Apart from the pictures, print the data below exactly as given.

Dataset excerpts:
*****

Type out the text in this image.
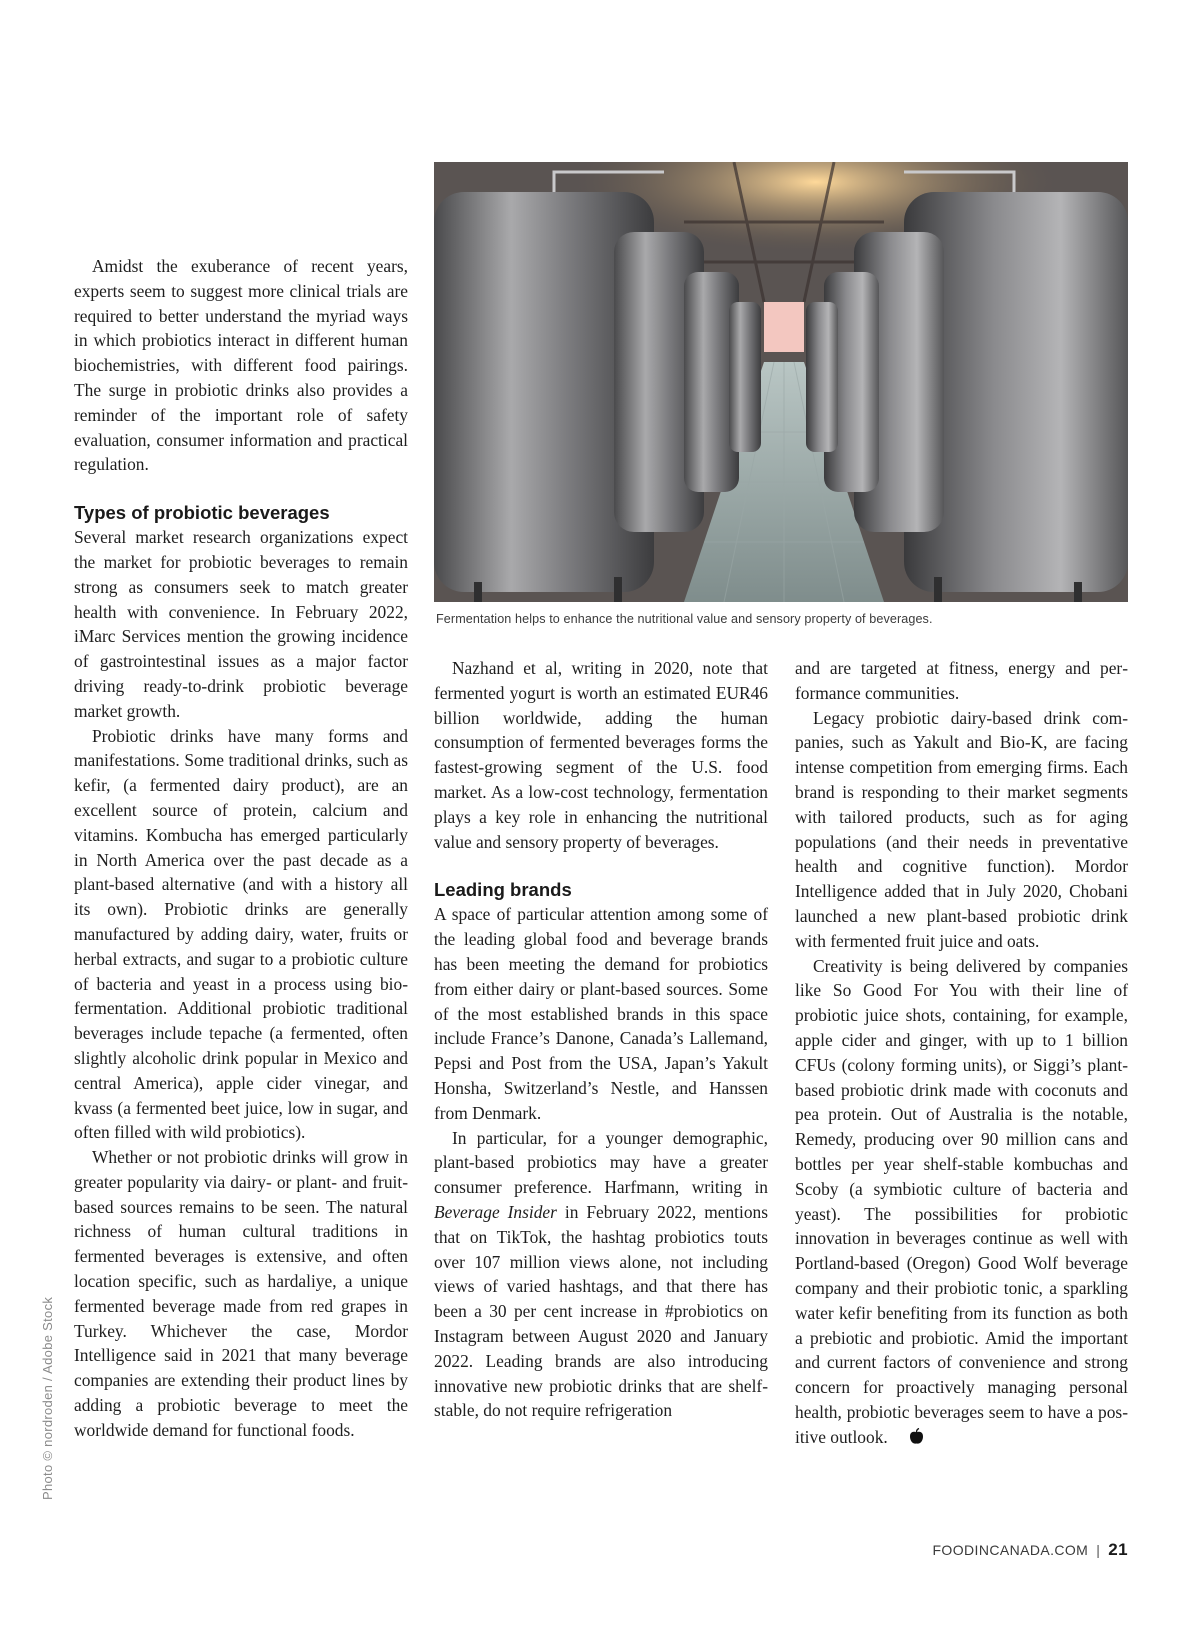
Amidst the exuberance of recent years, experts seem to suggest more clinical trials are required to better understand the myriad ways in which probiotics interact in different human biochemistries, with different food pairings. The surge in probiotic drinks also provides a reminder of the important role of safety evaluation, consumer information and practical regulation.

Types of probiotic beverages

Several market research organizations expect the market for probiotic beverages to remain strong as consumers seek to match greater health with convenience. In February 2022, iMarc Services mention the growing incidence of gastrointestinal issues as a major factor driving ready-to-drink probiotic beverage market growth.

Probiotic drinks have many forms and manifestations. Some traditional drinks, such as kefir, (a fermented dairy product), are an excellent source of protein, calcium and vitamins. Kombucha has emerged particularly in North America over the past decade as a plant-based alternative (and with a history all its own). Probiotic drinks are generally manufactured by adding dairy, water, fruits or herbal extracts, and sugar to a probiotic culture of bacteria and yeast in a process using bio-fermentation. Additional probiotic traditional beverages include tepache (a fermented, often slightly alcoholic drink popular in Mexico and central America), apple cider vinegar, and kvass (a fermented beet juice, low in sugar, and often filled with wild probiotics).

Whether or not probiotic drinks will grow in greater popularity via dairy- or plant- and fruit- based sources remains to be seen. The natural richness of human cultural traditions in fermented beverages is extensive, and often location specific, such as hardaliye, a unique fermented beverage made from red grapes in Turkey. Whichever the case, Mordor Intelligence said in 2021 that many beverage companies are extending their product lines by adding a probiotic beverage to meet the worldwide demand for functional foods.

Fermentation helps to enhance the nutritional value and sensory property of beverages.

Nazhand et al, writing in 2020, note that fermented yogurt is worth an estimated EUR46 billion worldwide, adding the human consumption of fermented beverages forms the fastest-growing segment of the U.S. food market. As a low-cost technology, fermentation plays a key role in enhancing the nutritional value and sensory property of beverages.

Leading brands

A space of particular attention among some of the leading global food and beverage brands has been meeting the demand for probiotics from either dairy or plant-based sources. Some of the most established brands in this space include France’s Danone, Canada’s Lallemand, Pepsi and Post from the USA, Japan’s Yakult Honsha, Switzerland’s Nestle, and Hanssen from Denmark.

In particular, for a younger demographic, plant-based probiotics may have a greater consumer preference. Harfmann, writing in Beverage Insider in February 2022, mentions that on TikTok, the hashtag probiotics touts over 107 million views alone, not including views of varied hashtags, and that there has been a 30 per cent increase in #probiotics on Instagram between August 2020 and January 2022. Leading brands are also introducing innovative new probiotic drinks that are shelf-stable, do not require refrigeration

and are targeted at fitness, energy and performance communities.

Legacy probiotic dairy-based drink companies, such as Yakult and Bio-K, are facing intense competition from emerging firms. Each brand is responding to their market segments with tailored products, such as for aging populations (and their needs in preventative health and cognitive function). Mordor Intelligence added that in July 2020, Chobani launched a new plant-based probiotic drink with fermented fruit juice and oats.

Creativity is being delivered by companies like So Good For You with their line of probiotic juice shots, containing, for example, apple cider and ginger, with up to 1 billion CFUs (colony forming units), or Siggi’s plant-based probiotic drink made with coconuts and pea protein. Out of Australia is the notable, Remedy, producing over 90 million cans and bottles per year shelf-stable kombuchas and Scoby (a symbiotic culture of bacteria and yeast). The possibilities for probiotic innovation in beverages continue as well with Portland-based (Oregon) Good Wolf beverage company and their probiotic tonic, a sparkling water kefir benefiting from its function as both a prebiotic and probiotic. Amid the important and current factors of convenience and strong concern for proactively managing personal health, probiotic beverages seem to have a positive outlook.

Photo © nordroden / Adobe Stock
FOODINCANADA.COM | 21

*****

#### [ANSWER SECTION]
Type out the text in this image.
Amidst the exuberance of recent years, experts seem to suggest more clinical trials are required to better understand the myriad ways in which probiotics interact in different human biochemistries, with different food pairings. The surge in probiotic drinks also provides a reminder of the important role of safety evaluation, consumer information and practical regulation.

Types of probiotic beverages

Several market research organizations expect the market for probiotic beverages to remain strong as consumers seek to match greater health with convenience. In February 2022, iMarc Services mention the growing incidence of gastrointestinal issues as a major factor driving ready-to-drink probiotic beverage market growth.

Probiotic drinks have many forms and manifestations. Some traditional drinks, such as kefir, (a fermented dairy product), are an excellent source of protein, calcium and vitamins. Kombucha has emerged particularly in North America over the past decade as a plant-based alternative (and with a history all its own). Probiotic drinks are generally manufactured by adding dairy, water, fruits or herbal extracts, and sugar to a probiotic culture of bacteria and yeast in a process using bio-fermentation. Additional probiotic traditional beverages include tepache (a fermented, often slightly alcoholic drink popular in Mexico and central America), apple cider vinegar, and kvass (a fermented beet juice, low in sugar, and often filled with wild probiotics).

Whether or not probiotic drinks will grow in greater popularity via dairy- or plant- and fruit- based sources remains to be seen. The natural richness of human cultural traditions in fermented beverages is extensive, and often location specific, such as hardaliye, a unique fermented beverage made from red grapes in Turkey. Whichever the case, Mordor Intelligence said in 2021 that many beverage companies are extending their product lines by adding a probiotic beverage to meet the worldwide demand for functional foods.

Fermentation helps to enhance the nutritional value and sensory property of beverages.

Nazhand et al, writing in 2020, note that fermented yogurt is worth an estimated EUR46 billion worldwide, adding the human consumption of fermented beverages forms the fastest-growing segment of the U.S. food market. As a low-cost technology, fermentation plays a key role in enhancing the nutritional value and sensory property of beverages.

Leading brands

A space of particular attention among some of the leading global food and beverage brands has been meeting the demand for probiotics from either dairy or plant-based sources. Some of the most established brands in this space include France’s Danone, Canada’s Lallemand, Pepsi and Post from the USA, Japan’s Yakult Honsha, Switzerland’s Nestle, and Hanssen from Denmark.

In particular, for a younger demographic, plant-based probiotics may have a greater consumer preference. Harfmann, writing in Beverage Insider in February 2022, mentions that on TikTok, the hashtag probiotics touts over 107 million views alone, not including views of varied hashtags, and that there has been a 30 per cent increase in #probiotics on Instagram between August 2020 and January 2022. Leading brands are also introducing innovative new probiotic drinks that are shelf-stable, do not require refrigeration

and are targeted at fitness, energy and performance communities.

Legacy probiotic dairy-based drink companies, such as Yakult and Bio-K, are facing intense competition from emerging firms. Each brand is responding to their market segments with tailored products, such as for aging populations (and their needs in preventative health and cognitive function). Mordor Intelligence added that in July 2020, Chobani launched a new plant-based probiotic drink with fermented fruit juice and oats.

Creativity is being delivered by companies like So Good For You with their line of probiotic juice shots, containing, for example, apple cider and ginger, with up to 1 billion CFUs (colony forming units), or Siggi’s plant-based probiotic drink made with coconuts and pea protein. Out of Australia is the notable, Remedy, producing over 90 million cans and bottles per year shelf-stable kombuchas and Scoby (a symbiotic culture of bacteria and yeast). The possibilities for probiotic innovation in beverages continue as well with Portland-based (Oregon) Good Wolf beverage company and their probiotic tonic, a sparkling water kefir benefiting from its function as both a prebiotic and probiotic. Amid the important and current factors of convenience and strong concern for proactively managing personal health, probiotic beverages seem to have a positive outlook.

Photo © nordroden / Adobe Stock
FOODINCANADA.COM | 21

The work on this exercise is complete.